**SUPPLIED ENTRIES**:
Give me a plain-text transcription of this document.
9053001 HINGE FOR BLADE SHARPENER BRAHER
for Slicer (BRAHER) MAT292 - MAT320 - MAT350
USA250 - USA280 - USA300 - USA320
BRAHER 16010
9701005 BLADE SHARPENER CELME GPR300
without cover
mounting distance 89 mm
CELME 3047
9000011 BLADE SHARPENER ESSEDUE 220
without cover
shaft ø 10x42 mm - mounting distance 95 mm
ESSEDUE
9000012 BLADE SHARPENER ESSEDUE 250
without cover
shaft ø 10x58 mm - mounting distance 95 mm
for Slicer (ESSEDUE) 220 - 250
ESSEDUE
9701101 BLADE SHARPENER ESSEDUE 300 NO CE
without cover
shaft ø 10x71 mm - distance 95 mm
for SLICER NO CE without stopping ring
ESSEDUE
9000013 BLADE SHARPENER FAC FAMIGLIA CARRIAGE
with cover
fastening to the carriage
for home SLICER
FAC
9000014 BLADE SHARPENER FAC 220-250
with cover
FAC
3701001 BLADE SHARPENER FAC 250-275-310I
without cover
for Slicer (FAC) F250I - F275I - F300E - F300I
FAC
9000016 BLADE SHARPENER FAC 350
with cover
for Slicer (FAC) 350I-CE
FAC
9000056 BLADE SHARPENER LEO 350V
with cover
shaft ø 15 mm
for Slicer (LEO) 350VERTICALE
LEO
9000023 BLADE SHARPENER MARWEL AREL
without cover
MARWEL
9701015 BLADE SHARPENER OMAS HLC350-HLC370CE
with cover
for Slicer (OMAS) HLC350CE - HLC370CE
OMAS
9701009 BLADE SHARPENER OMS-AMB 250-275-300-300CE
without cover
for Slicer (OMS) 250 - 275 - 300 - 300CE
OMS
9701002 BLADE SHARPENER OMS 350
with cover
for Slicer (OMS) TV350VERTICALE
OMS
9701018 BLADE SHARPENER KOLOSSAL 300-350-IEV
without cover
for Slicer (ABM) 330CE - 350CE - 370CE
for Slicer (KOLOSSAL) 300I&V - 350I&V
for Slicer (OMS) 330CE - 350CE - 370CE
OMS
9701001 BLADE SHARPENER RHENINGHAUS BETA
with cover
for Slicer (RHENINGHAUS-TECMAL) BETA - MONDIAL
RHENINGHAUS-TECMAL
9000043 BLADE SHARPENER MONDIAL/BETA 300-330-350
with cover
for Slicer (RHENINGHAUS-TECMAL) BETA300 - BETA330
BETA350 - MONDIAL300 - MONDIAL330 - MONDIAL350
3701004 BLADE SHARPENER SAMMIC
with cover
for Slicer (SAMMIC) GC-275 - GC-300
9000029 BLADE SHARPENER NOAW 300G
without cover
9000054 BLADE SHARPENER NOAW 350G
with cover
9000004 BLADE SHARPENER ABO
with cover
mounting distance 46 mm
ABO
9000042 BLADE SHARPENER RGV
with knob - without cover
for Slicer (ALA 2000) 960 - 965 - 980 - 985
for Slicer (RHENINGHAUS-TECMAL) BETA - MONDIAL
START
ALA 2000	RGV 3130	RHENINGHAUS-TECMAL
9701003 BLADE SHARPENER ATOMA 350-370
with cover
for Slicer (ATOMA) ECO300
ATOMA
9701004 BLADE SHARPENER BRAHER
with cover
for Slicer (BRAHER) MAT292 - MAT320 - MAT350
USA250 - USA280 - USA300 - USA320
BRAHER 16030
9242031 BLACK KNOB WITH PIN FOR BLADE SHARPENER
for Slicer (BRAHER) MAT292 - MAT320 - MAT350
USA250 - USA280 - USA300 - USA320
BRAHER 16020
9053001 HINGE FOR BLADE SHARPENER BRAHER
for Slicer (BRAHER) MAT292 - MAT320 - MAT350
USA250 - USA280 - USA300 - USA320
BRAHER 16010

**YOUR TASK**:
Determine the number of lines in the entries above where the string "shaft" appears. Answer with the number alone.

**REPLY**:
4